Direction: Output the full material exactly as it appears here.

start Input data

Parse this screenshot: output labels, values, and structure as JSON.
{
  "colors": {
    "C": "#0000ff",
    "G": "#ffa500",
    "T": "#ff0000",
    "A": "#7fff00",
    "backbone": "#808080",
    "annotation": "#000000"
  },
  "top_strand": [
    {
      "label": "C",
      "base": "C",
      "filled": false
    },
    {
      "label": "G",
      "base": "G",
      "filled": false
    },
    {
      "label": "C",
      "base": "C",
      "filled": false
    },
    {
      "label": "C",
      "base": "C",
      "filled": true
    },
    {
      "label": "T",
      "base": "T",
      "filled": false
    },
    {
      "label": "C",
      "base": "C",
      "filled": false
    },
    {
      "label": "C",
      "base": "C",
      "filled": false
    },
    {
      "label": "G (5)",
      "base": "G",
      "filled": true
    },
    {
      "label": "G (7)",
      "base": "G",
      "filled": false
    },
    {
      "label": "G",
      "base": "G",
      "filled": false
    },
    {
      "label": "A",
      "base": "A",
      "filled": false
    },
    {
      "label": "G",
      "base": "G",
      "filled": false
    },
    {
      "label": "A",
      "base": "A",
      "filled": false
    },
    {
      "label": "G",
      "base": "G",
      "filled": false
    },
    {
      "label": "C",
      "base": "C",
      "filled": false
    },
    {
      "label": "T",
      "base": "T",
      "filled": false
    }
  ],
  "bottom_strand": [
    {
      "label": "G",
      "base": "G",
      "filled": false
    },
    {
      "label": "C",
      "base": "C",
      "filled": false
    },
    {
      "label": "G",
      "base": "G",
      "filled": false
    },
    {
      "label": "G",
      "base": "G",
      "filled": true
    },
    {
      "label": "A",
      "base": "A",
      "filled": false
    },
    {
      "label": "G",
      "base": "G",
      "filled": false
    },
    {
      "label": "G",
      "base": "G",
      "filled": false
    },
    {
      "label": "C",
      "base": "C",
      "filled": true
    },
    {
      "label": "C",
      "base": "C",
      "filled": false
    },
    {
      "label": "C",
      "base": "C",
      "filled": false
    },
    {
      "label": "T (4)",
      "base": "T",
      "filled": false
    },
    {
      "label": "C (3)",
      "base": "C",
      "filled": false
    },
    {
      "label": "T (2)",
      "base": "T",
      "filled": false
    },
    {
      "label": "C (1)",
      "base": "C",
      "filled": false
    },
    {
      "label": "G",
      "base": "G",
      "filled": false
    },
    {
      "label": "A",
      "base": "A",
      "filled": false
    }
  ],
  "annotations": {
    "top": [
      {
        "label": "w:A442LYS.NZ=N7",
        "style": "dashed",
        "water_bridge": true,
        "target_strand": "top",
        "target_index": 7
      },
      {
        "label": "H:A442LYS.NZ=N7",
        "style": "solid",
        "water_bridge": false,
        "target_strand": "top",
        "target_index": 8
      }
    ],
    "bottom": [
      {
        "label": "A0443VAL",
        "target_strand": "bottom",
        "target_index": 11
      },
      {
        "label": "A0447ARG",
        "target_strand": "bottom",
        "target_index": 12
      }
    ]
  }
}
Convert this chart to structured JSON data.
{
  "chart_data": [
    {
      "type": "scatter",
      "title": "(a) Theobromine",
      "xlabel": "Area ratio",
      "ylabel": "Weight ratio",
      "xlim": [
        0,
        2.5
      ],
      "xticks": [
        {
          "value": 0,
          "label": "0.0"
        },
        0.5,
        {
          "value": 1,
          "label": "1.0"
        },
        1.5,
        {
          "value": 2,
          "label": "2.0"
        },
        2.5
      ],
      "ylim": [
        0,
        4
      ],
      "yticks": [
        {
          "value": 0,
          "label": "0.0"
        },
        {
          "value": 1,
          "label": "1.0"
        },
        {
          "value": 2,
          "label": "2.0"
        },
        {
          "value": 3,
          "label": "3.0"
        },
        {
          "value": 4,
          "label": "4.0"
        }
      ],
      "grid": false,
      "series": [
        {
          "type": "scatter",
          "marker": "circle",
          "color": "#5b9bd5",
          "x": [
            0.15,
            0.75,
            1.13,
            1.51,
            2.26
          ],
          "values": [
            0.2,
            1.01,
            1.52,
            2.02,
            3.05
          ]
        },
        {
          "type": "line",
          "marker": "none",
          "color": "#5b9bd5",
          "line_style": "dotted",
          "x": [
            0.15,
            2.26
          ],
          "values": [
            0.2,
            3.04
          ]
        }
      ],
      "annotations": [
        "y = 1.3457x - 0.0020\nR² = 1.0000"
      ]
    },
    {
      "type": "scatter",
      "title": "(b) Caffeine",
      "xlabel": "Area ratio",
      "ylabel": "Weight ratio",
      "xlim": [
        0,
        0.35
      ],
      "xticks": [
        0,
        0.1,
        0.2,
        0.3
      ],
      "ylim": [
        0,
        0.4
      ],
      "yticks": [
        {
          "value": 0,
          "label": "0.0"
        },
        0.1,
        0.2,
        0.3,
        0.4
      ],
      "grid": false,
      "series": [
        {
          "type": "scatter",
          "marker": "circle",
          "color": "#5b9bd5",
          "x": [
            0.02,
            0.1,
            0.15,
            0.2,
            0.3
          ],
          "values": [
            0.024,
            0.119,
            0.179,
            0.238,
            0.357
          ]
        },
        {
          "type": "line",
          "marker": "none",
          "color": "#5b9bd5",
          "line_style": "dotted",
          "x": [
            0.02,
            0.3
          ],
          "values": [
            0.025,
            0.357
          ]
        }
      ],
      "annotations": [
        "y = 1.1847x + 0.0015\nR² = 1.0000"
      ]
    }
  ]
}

end Input data

Expected answer:
Parse this screenshot: output labels, values, and structure as JSON.
{
  "colors": {
    "C": "#0000ff",
    "G": "#ffa500",
    "T": "#ff0000",
    "A": "#7fff00",
    "backbone": "#808080",
    "annotation": "#000000"
  },
  "top_strand": [
    {
      "label": "C",
      "base": "C",
      "filled": false
    },
    {
      "label": "G",
      "base": "G",
      "filled": false
    },
    {
      "label": "C",
      "base": "C",
      "filled": false
    },
    {
      "label": "C",
      "base": "C",
      "filled": true
    },
    {
      "label": "T",
      "base": "T",
      "filled": false
    },
    {
      "label": "C",
      "base": "C",
      "filled": false
    },
    {
      "label": "C",
      "base": "C",
      "filled": false
    },
    {
      "label": "G (5)",
      "base": "G",
      "filled": true
    },
    {
      "label": "G (7)",
      "base": "G",
      "filled": false
    },
    {
      "label": "G",
      "base": "G",
      "filled": false
    },
    {
      "label": "A",
      "base": "A",
      "filled": false
    },
    {
      "label": "G",
      "base": "G",
      "filled": false
    },
    {
      "label": "A",
      "base": "A",
      "filled": false
    },
    {
      "label": "G",
      "base": "G",
      "filled": false
    },
    {
      "label": "C",
      "base": "C",
      "filled": false
    },
    {
      "label": "T",
      "base": "T",
      "filled": false
    }
  ],
  "bottom_strand": [
    {
      "label": "G",
      "base": "G",
      "filled": false
    },
    {
      "label": "C",
      "base": "C",
      "filled": false
    },
    {
      "label": "G",
      "base": "G",
      "filled": false
    },
    {
      "label": "G",
      "base": "G",
      "filled": true
    },
    {
      "label": "A",
      "base": "A",
      "filled": false
    },
    {
      "label": "G",
      "base": "G",
      "filled": false
    },
    {
      "label": "G",
      "base": "G",
      "filled": false
    },
    {
      "label": "C",
      "base": "C",
      "filled": true
    },
    {
      "label": "C",
      "base": "C",
      "filled": false
    },
    {
      "label": "C",
      "base": "C",
      "filled": false
    },
    {
      "label": "T (4)",
      "base": "T",
      "filled": false
    },
    {
      "label": "C (3)",
      "base": "C",
      "filled": false
    },
    {
      "label": "T (2)",
      "base": "T",
      "filled": false
    },
    {
      "label": "C (1)",
      "base": "C",
      "filled": false
    },
    {
      "label": "G",
      "base": "G",
      "filled": false
    },
    {
      "label": "A",
      "base": "A",
      "filled": false
    }
  ],
  "annotations": {
    "top": [
      {
        "label": "w:A442LYS.NZ=N7",
        "style": "dashed",
        "water_bridge": true,
        "target_strand": "top",
        "target_index": 7
      },
      {
        "label": "H:A442LYS.NZ=N7",
        "style": "solid",
        "water_bridge": false,
        "target_strand": "top",
        "target_index": 8
      }
    ],
    "bottom": [
      {
        "label": "A0443VAL",
        "target_strand": "bottom",
        "target_index": 11
      },
      {
        "label": "A0447ARG",
        "target_strand": "bottom",
        "target_index": 12
      }
    ]
  }
}
Convert this chart to structured JSON data.
{
  "chart_data": [
    {
      "type": "scatter",
      "title": "(a) Theobromine",
      "xlabel": "Area ratio",
      "ylabel": "Weight ratio",
      "xlim": [
        0,
        2.5
      ],
      "xticks": [
        {
          "value": 0,
          "label": "0.0"
        },
        0.5,
        {
          "value": 1,
          "label": "1.0"
        },
        1.5,
        {
          "value": 2,
          "label": "2.0"
        },
        2.5
      ],
      "ylim": [
        0,
        4
      ],
      "yticks": [
        {
          "value": 0,
          "label": "0.0"
        },
        {
          "value": 1,
          "label": "1.0"
        },
        {
          "value": 2,
          "label": "2.0"
        },
        {
          "value": 3,
          "label": "3.0"
        },
        {
          "value": 4,
          "label": "4.0"
        }
      ],
      "grid": false,
      "series": [
        {
          "type": "scatter",
          "marker": "circle",
          "color": "#5b9bd5",
          "x": [
            0.15,
            0.75,
            1.13,
            1.51,
            2.26
          ],
          "values": [
            0.2,
            1.01,
            1.52,
            2.02,
            3.05
          ]
        },
        {
          "type": "line",
          "marker": "none",
          "color": "#5b9bd5",
          "line_style": "dotted",
          "x": [
            0.15,
            2.26
          ],
          "values": [
            0.2,
            3.04
          ]
        }
      ],
      "annotations": [
        "y = 1.3457x - 0.0020\nR² = 1.0000"
      ]
    },
    {
      "type": "scatter",
      "title": "(b) Caffeine",
      "xlabel": "Area ratio",
      "ylabel": "Weight ratio",
      "xlim": [
        0,
        0.35
      ],
      "xticks": [
        0,
        0.1,
        0.2,
        0.3
      ],
      "ylim": [
        0,
        0.4
      ],
      "yticks": [
        {
          "value": 0,
          "label": "0.0"
        },
        0.1,
        0.2,
        0.3,
        0.4
      ],
      "grid": false,
      "series": [
        {
          "type": "scatter",
          "marker": "circle",
          "color": "#5b9bd5",
          "x": [
            0.02,
            0.1,
            0.15,
            0.2,
            0.3
          ],
          "values": [
            0.024,
            0.119,
            0.179,
            0.238,
            0.357
          ]
        },
        {
          "type": "line",
          "marker": "none",
          "color": "#5b9bd5",
          "line_style": "dotted",
          "x": [
            0.02,
            0.3
          ],
          "values": [
            0.025,
            0.357
          ]
        }
      ],
      "annotations": [
        "y = 1.1847x + 0.0015\nR² = 1.0000"
      ]
    }
  ]
}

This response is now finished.